__Required work__. Can you restate the records below word for word?

* begin Records for this task *

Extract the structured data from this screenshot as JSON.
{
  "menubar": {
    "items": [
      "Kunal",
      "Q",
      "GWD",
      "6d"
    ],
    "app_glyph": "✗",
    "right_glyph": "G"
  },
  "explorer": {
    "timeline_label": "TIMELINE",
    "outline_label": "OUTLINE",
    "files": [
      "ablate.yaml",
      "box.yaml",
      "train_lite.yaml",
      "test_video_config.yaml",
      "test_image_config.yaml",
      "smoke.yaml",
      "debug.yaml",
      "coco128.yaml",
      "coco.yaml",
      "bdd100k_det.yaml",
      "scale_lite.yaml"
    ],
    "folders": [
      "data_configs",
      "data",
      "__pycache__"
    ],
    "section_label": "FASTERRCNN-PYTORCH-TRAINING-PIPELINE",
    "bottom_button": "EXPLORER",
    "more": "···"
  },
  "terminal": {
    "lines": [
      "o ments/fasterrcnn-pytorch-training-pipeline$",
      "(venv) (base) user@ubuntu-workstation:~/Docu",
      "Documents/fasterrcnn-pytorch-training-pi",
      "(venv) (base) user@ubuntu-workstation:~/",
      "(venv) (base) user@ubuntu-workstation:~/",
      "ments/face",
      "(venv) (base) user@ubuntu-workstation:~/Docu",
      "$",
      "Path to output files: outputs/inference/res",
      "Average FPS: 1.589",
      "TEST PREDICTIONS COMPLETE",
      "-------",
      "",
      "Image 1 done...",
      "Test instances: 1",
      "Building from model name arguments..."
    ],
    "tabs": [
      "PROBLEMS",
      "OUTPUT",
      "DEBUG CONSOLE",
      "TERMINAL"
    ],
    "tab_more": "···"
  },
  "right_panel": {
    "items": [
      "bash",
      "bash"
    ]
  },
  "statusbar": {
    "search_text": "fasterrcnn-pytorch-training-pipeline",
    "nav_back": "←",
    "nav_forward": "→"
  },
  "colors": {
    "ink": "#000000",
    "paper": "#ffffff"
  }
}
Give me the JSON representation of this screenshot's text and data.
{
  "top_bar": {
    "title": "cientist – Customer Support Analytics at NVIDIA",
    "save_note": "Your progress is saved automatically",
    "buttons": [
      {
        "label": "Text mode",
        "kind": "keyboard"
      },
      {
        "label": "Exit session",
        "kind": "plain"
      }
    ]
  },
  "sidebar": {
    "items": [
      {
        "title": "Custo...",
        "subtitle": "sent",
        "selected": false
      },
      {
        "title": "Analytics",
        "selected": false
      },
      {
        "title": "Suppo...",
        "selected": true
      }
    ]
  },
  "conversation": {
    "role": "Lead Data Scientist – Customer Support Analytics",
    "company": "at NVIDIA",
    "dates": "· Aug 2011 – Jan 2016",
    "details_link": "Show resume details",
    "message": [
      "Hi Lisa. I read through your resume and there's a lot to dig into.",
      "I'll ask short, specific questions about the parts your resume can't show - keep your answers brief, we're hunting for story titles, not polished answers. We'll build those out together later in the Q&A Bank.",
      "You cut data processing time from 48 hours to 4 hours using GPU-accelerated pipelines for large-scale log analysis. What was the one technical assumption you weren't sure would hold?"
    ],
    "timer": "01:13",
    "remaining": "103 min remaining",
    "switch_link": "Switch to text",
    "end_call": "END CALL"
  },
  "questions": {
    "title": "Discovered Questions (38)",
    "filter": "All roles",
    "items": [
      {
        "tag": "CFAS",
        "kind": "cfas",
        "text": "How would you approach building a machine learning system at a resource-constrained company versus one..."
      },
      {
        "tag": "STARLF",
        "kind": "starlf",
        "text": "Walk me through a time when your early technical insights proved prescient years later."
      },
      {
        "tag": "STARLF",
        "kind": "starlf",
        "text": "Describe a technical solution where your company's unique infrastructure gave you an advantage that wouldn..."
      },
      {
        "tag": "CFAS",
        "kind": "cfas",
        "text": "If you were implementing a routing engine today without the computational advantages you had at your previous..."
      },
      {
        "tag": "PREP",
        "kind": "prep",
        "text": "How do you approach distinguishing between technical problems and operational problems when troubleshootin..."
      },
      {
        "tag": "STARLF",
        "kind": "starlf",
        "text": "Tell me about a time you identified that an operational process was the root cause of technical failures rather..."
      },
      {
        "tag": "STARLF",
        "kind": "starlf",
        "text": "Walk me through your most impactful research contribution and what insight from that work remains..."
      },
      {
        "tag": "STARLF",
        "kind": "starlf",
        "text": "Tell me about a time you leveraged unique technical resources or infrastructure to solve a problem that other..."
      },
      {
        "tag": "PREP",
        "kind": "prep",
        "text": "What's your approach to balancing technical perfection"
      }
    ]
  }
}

* end Records for this task *

__Exercise result__.
Extract the structured data from this screenshot as JSON.
{
  "menubar": {
    "items": [
      "Kunal",
      "Q",
      "GWD",
      "6d"
    ],
    "app_glyph": "✗",
    "right_glyph": "G"
  },
  "explorer": {
    "timeline_label": "TIMELINE",
    "outline_label": "OUTLINE",
    "files": [
      "ablate.yaml",
      "box.yaml",
      "train_lite.yaml",
      "test_video_config.yaml",
      "test_image_config.yaml",
      "smoke.yaml",
      "debug.yaml",
      "coco128.yaml",
      "coco.yaml",
      "bdd100k_det.yaml",
      "scale_lite.yaml"
    ],
    "folders": [
      "data_configs",
      "data",
      "__pycache__"
    ],
    "section_label": "FASTERRCNN-PYTORCH-TRAINING-PIPELINE",
    "bottom_button": "EXPLORER",
    "more": "···"
  },
  "terminal": {
    "lines": [
      "o ments/fasterrcnn-pytorch-training-pipeline$",
      "(venv) (base) user@ubuntu-workstation:~/Docu",
      "Documents/fasterrcnn-pytorch-training-pi",
      "(venv) (base) user@ubuntu-workstation:~/",
      "(venv) (base) user@ubuntu-workstation:~/",
      "ments/face",
      "(venv) (base) user@ubuntu-workstation:~/Docu",
      "$",
      "Path to output files: outputs/inference/res",
      "Average FPS: 1.589",
      "TEST PREDICTIONS COMPLETE",
      "-------",
      "",
      "Image 1 done...",
      "Test instances: 1",
      "Building from model name arguments..."
    ],
    "tabs": [
      "PROBLEMS",
      "OUTPUT",
      "DEBUG CONSOLE",
      "TERMINAL"
    ],
    "tab_more": "···"
  },
  "right_panel": {
    "items": [
      "bash",
      "bash"
    ]
  },
  "statusbar": {
    "search_text": "fasterrcnn-pytorch-training-pipeline",
    "nav_back": "←",
    "nav_forward": "→"
  },
  "colors": {
    "ink": "#000000",
    "paper": "#ffffff"
  }
}
Give me the JSON representation of this screenshot's text and data.
{
  "top_bar": {
    "title": "cientist – Customer Support Analytics at NVIDIA",
    "save_note": "Your progress is saved automatically",
    "buttons": [
      {
        "label": "Text mode",
        "kind": "keyboard"
      },
      {
        "label": "Exit session",
        "kind": "plain"
      }
    ]
  },
  "sidebar": {
    "items": [
      {
        "title": "Custo...",
        "subtitle": "sent",
        "selected": false
      },
      {
        "title": "Analytics",
        "selected": false
      },
      {
        "title": "Suppo...",
        "selected": true
      }
    ]
  },
  "conversation": {
    "role": "Lead Data Scientist – Customer Support Analytics",
    "company": "at NVIDIA",
    "dates": "· Aug 2011 – Jan 2016",
    "details_link": "Show resume details",
    "message": [
      "Hi Lisa. I read through your resume and there's a lot to dig into.",
      "I'll ask short, specific questions about the parts your resume can't show - keep your answers brief, we're hunting for story titles, not polished answers. We'll build those out together later in the Q&A Bank.",
      "You cut data processing time from 48 hours to 4 hours using GPU-accelerated pipelines for large-scale log analysis. What was the one technical assumption you weren't sure would hold?"
    ],
    "timer": "01:13",
    "remaining": "103 min remaining",
    "switch_link": "Switch to text",
    "end_call": "END CALL"
  },
  "questions": {
    "title": "Discovered Questions (38)",
    "filter": "All roles",
    "items": [
      {
        "tag": "CFAS",
        "kind": "cfas",
        "text": "How would you approach building a machine learning system at a resource-constrained company versus one..."
      },
      {
        "tag": "STARLF",
        "kind": "starlf",
        "text": "Walk me through a time when your early technical insights proved prescient years later."
      },
      {
        "tag": "STARLF",
        "kind": "starlf",
        "text": "Describe a technical solution where your company's unique infrastructure gave you an advantage that wouldn..."
      },
      {
        "tag": "CFAS",
        "kind": "cfas",
        "text": "If you were implementing a routing engine today without the computational advantages you had at your previous..."
      },
      {
        "tag": "PREP",
        "kind": "prep",
        "text": "How do you approach distinguishing between technical problems and operational problems when troubleshootin..."
      },
      {
        "tag": "STARLF",
        "kind": "starlf",
        "text": "Tell me about a time you identified that an operational process was the root cause of technical failures rather..."
      },
      {
        "tag": "STARLF",
        "kind": "starlf",
        "text": "Walk me through your most impactful research contribution and what insight from that work remains..."
      },
      {
        "tag": "STARLF",
        "kind": "starlf",
        "text": "Tell me about a time you leveraged unique technical resources or infrastructure to solve a problem that other..."
      },
      {
        "tag": "PREP",
        "kind": "prep",
        "text": "What's your approach to balancing technical perfection"
      }
    ]
  }
}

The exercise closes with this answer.